◆ Set task ◆
Pull each line containing "document" out of the data and copy it.

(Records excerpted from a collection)
START

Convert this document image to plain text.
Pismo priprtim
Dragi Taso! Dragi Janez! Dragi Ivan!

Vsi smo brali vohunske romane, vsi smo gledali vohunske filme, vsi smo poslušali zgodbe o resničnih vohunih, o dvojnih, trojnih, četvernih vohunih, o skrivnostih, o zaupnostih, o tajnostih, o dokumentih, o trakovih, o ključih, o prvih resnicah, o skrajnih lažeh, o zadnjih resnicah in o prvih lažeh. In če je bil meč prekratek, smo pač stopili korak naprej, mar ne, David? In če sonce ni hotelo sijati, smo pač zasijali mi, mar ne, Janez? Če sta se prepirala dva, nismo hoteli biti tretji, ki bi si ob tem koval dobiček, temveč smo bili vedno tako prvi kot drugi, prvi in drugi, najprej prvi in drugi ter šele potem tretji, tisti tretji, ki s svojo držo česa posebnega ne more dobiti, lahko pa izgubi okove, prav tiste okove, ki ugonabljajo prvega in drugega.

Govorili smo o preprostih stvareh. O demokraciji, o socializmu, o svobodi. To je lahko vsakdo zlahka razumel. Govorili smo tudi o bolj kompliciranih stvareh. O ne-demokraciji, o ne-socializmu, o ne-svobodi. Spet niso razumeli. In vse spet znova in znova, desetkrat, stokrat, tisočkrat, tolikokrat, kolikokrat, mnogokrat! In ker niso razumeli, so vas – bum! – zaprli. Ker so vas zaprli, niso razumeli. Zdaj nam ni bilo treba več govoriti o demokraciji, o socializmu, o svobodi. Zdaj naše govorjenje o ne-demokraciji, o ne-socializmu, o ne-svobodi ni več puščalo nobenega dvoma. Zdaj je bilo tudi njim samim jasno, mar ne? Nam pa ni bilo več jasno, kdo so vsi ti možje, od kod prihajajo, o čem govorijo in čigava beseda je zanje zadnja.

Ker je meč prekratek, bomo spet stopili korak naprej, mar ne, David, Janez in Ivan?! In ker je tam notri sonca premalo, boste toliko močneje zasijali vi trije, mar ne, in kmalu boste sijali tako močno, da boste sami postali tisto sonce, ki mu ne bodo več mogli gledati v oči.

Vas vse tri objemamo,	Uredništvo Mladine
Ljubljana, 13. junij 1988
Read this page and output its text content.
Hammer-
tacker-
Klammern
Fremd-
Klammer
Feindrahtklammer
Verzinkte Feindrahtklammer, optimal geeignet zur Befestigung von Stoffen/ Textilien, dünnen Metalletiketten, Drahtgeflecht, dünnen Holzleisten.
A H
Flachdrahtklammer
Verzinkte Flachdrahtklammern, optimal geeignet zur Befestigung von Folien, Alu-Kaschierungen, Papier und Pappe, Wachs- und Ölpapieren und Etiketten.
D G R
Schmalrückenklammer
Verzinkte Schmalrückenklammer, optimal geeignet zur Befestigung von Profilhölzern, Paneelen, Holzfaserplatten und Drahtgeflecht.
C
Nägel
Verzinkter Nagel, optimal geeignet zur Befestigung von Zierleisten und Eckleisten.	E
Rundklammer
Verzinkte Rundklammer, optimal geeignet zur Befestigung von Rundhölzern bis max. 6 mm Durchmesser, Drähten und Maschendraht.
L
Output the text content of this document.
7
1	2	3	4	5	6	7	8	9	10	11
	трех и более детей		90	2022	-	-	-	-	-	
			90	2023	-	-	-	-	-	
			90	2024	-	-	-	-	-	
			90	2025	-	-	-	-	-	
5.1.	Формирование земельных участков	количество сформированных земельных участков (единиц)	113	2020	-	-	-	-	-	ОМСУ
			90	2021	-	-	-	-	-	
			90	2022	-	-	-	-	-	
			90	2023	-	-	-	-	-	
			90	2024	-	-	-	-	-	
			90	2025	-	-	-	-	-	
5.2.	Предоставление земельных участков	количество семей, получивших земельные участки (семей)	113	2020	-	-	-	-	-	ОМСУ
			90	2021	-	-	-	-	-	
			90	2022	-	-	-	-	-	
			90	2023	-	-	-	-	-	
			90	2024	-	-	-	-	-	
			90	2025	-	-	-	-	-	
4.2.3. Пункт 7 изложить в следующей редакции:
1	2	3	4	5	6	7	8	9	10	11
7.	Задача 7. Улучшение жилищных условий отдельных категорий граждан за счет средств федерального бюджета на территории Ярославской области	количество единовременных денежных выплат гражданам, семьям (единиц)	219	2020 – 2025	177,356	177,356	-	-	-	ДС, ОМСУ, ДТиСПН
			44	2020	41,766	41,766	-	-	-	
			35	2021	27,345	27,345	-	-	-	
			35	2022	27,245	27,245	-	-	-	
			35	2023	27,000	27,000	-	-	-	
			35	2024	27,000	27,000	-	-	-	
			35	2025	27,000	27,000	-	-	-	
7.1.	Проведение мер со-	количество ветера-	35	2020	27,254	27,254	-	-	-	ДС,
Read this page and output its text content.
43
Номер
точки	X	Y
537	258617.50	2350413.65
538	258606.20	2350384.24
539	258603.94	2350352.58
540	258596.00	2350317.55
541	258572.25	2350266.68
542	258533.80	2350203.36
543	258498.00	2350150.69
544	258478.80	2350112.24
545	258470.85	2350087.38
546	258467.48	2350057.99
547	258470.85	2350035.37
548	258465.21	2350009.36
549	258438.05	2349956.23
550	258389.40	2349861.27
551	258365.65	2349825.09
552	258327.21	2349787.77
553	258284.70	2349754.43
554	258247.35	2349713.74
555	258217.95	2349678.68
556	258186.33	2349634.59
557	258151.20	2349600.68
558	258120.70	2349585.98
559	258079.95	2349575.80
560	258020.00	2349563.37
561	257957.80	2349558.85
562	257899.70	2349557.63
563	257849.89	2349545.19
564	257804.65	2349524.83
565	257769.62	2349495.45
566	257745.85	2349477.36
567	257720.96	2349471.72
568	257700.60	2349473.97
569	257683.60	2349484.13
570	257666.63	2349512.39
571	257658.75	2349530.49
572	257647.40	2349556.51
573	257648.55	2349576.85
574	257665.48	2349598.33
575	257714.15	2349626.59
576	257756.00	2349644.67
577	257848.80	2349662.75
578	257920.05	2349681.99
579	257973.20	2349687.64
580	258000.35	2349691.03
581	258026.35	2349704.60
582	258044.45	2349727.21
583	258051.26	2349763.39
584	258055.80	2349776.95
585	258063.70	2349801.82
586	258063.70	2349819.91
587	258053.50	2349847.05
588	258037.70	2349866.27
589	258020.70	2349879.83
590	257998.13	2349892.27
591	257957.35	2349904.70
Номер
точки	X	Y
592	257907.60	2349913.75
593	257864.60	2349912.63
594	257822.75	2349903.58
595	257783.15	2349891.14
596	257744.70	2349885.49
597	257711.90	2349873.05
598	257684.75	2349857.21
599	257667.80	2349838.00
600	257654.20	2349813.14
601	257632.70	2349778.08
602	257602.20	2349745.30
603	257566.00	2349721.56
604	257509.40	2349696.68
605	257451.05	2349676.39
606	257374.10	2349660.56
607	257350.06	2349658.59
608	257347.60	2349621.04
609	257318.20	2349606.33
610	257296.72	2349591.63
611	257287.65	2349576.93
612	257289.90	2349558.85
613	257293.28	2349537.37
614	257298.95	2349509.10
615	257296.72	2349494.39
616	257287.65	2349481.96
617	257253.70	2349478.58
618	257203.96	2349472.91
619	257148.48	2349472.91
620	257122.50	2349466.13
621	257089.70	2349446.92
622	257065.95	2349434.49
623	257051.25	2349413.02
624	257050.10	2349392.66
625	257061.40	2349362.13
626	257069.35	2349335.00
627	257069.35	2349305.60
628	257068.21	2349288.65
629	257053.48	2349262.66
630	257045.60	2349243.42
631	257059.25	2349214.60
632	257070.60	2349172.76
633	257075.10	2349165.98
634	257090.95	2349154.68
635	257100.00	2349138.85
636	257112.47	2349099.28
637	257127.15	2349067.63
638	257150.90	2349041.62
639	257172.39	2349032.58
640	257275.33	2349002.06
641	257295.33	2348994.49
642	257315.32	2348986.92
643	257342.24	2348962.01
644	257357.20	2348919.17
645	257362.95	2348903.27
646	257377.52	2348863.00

END

◆ Correct answer ◆
Convert this document image to plain text.
Output the text content of this document.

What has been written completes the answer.